Text shown »
★ ★ ★
05 What's the Difference Between String, String Buffer and String Builder

05 What’s the difference between String, StringBuffer and StringBuilder #

Today, I’m going to talk about strings, which are commonly used in daily programming. Despite seeming simple, strings are actually a special entity in almost every programming language. This is because strings are an important component in most applications, both in terms of quantity and size.

Today, I want to ask you the question: What’s the difference between String, StringBuffer, and StringBuilder in Java?

Typical Answer #

String is a very fundamental and important class in Java language, which provides various basic logic for constructing and managing strings. It is a typical Immutable class, declared as a final class, and all its properties are also final. Because of its immutability, actions such as concatenating and truncating strings will generate new String objects. Due to the ubiquity of string operations, the efficiency of related operations often has a significant impact on application performance.

StringBuffer is a class provided to solve the problem mentioned above, which is the excessive creation of intermediate objects during concatenation. We can use the append or insert methods to add strings to an existing sequence at the end or at a specified position. StringBuffer is essentially a thread-safe, mutable character sequence. It guarantees thread safety but comes with additional performance overhead. Therefore, unless there is a need for thread safety, it is still recommended to use its successor, StringBuilder.

StringBuilder is a new addition in Java 1.5. It has essentially the same capabilities as StringBuffer but has removed the thread-safe part, resulting in reduced overhead. It is the preferred choice for string concatenation in the vast majority of cases.

Analysis of the Key Points #

Almost all application development relies on string manipulation. Understanding the design and implementation of strings, as well as related tools such as concatenation, is very helpful in writing high-quality code. Regarding this question, my previous answer was a general overview. At the very least, you need to know that String is immutable, improper string manipulation may lead to the creation of a large number of temporary strings, and there are differences in thread safety.

If we go deeper, the interviewer can examine various aspects, such as:

Examining basic thread safety design and implementation, as well as various basic programming practices through String and related classes.
Examining the understanding of the JVM object cache mechanism and how to use it effectively.
Examining some tricks for optimizing Java code by the JVM.
Examining the evolution of String and related classes, such as the significant changes implemented in Java 9.
…

For each of the above aspects, I will discuss them in detail in the “Knowledge Expansion” section.

Knowledge Expansion #

Considerations for String Design and Implementation

I mentioned earlier that String is a typical implementation of an immutable class, and its native design guarantees basic thread safety because you cannot modify its internal data. This convenience is even reflected in the copy constructor, as Immutable objects do not need to copy data when being copied.

Let’s take a look at some details of the StringBuffer implementation. Its thread safety is achieved by adding the synchronized keyword to methods that modify data, which is very straightforward. In fact, this simple and direct implementation approach is very suitable for common thread-safe class implementations. There is no need to worry about performance-related issues like synchronized. As some people say, “Premature optimization is the root of all evil.” Considerations for reliability, correctness, and code readability are the most important factors in most application development.
★ ★ ★
Supplied data »
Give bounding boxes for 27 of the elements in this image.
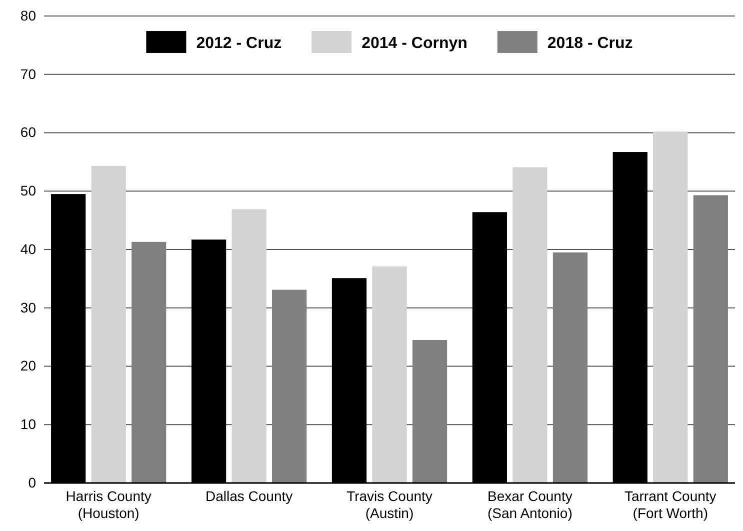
★ ★ ★
Task brief » From the article on String, StringBuffer and StringBuilder above, reproduce the passage starting at "05 What's the" and ending at "quantity and size.".

Task answer »
05 What's the Difference Between String, String Buffer and String Builder

05 What’s the difference between String, StringBuffer and StringBuilder #

Today, I’m going to talk about strings, which are commonly used in daily programming. Despite seeming simple, strings are actually a special entity in almost every programming language. This is because strings are an important component in most applications, both in terms of quantity and size.